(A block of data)
--- Begin ---

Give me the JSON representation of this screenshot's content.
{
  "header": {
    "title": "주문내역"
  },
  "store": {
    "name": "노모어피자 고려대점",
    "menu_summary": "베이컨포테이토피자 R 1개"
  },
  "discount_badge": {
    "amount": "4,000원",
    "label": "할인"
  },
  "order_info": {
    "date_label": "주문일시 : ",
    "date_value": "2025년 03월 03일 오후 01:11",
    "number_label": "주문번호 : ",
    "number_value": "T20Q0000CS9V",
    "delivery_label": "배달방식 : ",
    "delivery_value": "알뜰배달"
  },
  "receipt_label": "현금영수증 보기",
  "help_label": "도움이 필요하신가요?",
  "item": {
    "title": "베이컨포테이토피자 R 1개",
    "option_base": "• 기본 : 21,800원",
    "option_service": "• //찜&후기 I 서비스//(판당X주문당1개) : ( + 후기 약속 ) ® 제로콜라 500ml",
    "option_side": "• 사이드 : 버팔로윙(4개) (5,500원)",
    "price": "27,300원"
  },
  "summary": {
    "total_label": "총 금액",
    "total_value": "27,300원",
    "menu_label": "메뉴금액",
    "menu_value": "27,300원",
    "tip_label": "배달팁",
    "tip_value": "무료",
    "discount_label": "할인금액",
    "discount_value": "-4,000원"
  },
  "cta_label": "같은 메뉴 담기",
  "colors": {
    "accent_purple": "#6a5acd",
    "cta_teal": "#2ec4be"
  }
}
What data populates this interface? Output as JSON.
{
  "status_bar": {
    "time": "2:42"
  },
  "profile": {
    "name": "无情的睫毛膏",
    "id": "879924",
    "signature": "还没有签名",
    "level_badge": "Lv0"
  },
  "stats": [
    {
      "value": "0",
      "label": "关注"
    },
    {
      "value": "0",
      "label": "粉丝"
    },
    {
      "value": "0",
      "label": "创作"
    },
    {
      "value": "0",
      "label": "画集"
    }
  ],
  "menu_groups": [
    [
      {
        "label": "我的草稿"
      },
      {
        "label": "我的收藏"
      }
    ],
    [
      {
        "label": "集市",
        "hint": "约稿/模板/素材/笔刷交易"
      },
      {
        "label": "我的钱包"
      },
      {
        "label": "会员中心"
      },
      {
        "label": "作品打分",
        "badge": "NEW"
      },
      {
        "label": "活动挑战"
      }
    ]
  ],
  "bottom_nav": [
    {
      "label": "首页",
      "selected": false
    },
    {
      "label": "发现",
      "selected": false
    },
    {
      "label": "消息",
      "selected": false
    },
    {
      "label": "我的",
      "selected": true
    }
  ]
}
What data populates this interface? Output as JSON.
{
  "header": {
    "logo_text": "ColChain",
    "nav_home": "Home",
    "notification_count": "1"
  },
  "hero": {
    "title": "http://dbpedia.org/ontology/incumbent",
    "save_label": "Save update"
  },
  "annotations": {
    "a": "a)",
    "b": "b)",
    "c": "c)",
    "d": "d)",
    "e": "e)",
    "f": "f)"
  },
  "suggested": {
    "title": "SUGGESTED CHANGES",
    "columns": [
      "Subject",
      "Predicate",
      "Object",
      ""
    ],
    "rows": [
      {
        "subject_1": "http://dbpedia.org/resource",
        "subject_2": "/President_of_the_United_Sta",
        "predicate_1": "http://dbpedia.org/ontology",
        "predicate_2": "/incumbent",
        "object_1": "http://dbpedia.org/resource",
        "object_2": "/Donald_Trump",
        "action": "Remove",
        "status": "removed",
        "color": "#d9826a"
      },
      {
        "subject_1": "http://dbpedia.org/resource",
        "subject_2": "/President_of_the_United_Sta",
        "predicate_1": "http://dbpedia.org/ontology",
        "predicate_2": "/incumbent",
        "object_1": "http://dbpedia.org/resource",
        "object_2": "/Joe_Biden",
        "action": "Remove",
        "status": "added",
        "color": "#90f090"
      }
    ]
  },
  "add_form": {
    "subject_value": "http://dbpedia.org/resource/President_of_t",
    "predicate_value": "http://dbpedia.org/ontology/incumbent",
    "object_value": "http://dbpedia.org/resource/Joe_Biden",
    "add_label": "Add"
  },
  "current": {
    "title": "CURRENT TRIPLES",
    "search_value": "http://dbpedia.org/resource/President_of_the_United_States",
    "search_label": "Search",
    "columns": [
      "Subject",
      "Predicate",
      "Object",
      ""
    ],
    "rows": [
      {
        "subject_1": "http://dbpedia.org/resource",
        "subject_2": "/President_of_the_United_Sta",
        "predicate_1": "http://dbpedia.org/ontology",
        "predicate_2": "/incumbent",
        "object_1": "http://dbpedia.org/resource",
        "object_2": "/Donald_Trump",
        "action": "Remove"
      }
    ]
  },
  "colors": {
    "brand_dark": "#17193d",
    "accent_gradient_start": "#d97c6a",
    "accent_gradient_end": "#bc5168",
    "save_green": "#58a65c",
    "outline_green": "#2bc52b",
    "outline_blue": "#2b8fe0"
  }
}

--- End ---

Exercise task:
Repeat the data exactly. Leave nothing out.

Correct response:
Give me the JSON representation of this screenshot's content.
{
  "header": {
    "title": "주문내역"
  },
  "store": {
    "name": "노모어피자 고려대점",
    "menu_summary": "베이컨포테이토피자 R 1개"
  },
  "discount_badge": {
    "amount": "4,000원",
    "label": "할인"
  },
  "order_info": {
    "date_label": "주문일시 : ",
    "date_value": "2025년 03월 03일 오후 01:11",
    "number_label": "주문번호 : ",
    "number_value": "T20Q0000CS9V",
    "delivery_label": "배달방식 : ",
    "delivery_value": "알뜰배달"
  },
  "receipt_label": "현금영수증 보기",
  "help_label": "도움이 필요하신가요?",
  "item": {
    "title": "베이컨포테이토피자 R 1개",
    "option_base": "• 기본 : 21,800원",
    "option_service": "• //찜&후기 I 서비스//(판당X주문당1개) : ( + 후기 약속 ) ® 제로콜라 500ml",
    "option_side": "• 사이드 : 버팔로윙(4개) (5,500원)",
    "price": "27,300원"
  },
  "summary": {
    "total_label": "총 금액",
    "total_value": "27,300원",
    "menu_label": "메뉴금액",
    "menu_value": "27,300원",
    "tip_label": "배달팁",
    "tip_value": "무료",
    "discount_label": "할인금액",
    "discount_value": "-4,000원"
  },
  "cta_label": "같은 메뉴 담기",
  "colors": {
    "accent_purple": "#6a5acd",
    "cta_teal": "#2ec4be"
  }
}
What data populates this interface? Output as JSON.
{
  "status_bar": {
    "time": "2:42"
  },
  "profile": {
    "name": "无情的睫毛膏",
    "id": "879924",
    "signature": "还没有签名",
    "level_badge": "Lv0"
  },
  "stats": [
    {
      "value": "0",
      "label": "关注"
    },
    {
      "value": "0",
      "label": "粉丝"
    },
    {
      "value": "0",
      "label": "创作"
    },
    {
      "value": "0",
      "label": "画集"
    }
  ],
  "menu_groups": [
    [
      {
        "label": "我的草稿"
      },
      {
        "label": "我的收藏"
      }
    ],
    [
      {
        "label": "集市",
        "hint": "约稿/模板/素材/笔刷交易"
      },
      {
        "label": "我的钱包"
      },
      {
        "label": "会员中心"
      },
      {
        "label": "作品打分",
        "badge": "NEW"
      },
      {
        "label": "活动挑战"
      }
    ]
  ],
  "bottom_nav": [
    {
      "label": "首页",
      "selected": false
    },
    {
      "label": "发现",
      "selected": false
    },
    {
      "label": "消息",
      "selected": false
    },
    {
      "label": "我的",
      "selected": true
    }
  ]
}
What data populates this interface? Output as JSON.
{
  "header": {
    "logo_text": "ColChain",
    "nav_home": "Home",
    "notification_count": "1"
  },
  "hero": {
    "title": "http://dbpedia.org/ontology/incumbent",
    "save_label": "Save update"
  },
  "annotations": {
    "a": "a)",
    "b": "b)",
    "c": "c)",
    "d": "d)",
    "e": "e)",
    "f": "f)"
  },
  "suggested": {
    "title": "SUGGESTED CHANGES",
    "columns": [
      "Subject",
      "Predicate",
      "Object",
      ""
    ],
    "rows": [
      {
        "subject_1": "http://dbpedia.org/resource",
        "subject_2": "/President_of_the_United_Sta",
        "predicate_1": "http://dbpedia.org/ontology",
        "predicate_2": "/incumbent",
        "object_1": "http://dbpedia.org/resource",
        "object_2": "/Donald_Trump",
        "action": "Remove",
        "status": "removed",
        "color": "#d9826a"
      },
      {
        "subject_1": "http://dbpedia.org/resource",
        "subject_2": "/President_of_the_United_Sta",
        "predicate_1": "http://dbpedia.org/ontology",
        "predicate_2": "/incumbent",
        "object_1": "http://dbpedia.org/resource",
        "object_2": "/Joe_Biden",
        "action": "Remove",
        "status": "added",
        "color": "#90f090"
      }
    ]
  },
  "add_form": {
    "subject_value": "http://dbpedia.org/resource/President_of_t",
    "predicate_value": "http://dbpedia.org/ontology/incumbent",
    "object_value": "http://dbpedia.org/resource/Joe_Biden",
    "add_label": "Add"
  },
  "current": {
    "title": "CURRENT TRIPLES",
    "search_value": "http://dbpedia.org/resource/President_of_the_United_States",
    "search_label": "Search",
    "columns": [
      "Subject",
      "Predicate",
      "Object",
      ""
    ],
    "rows": [
      {
        "subject_1": "http://dbpedia.org/resource",
        "subject_2": "/President_of_the_United_Sta",
        "predicate_1": "http://dbpedia.org/ontology",
        "predicate_2": "/incumbent",
        "object_1": "http://dbpedia.org/resource",
        "object_2": "/Donald_Trump",
        "action": "Remove"
      }
    ]
  },
  "colors": {
    "brand_dark": "#17193d",
    "accent_gradient_start": "#d97c6a",
    "accent_gradient_end": "#bc5168",
    "save_green": "#58a65c",
    "outline_green": "#2bc52b",
    "outline_blue": "#2b8fe0"
  }
}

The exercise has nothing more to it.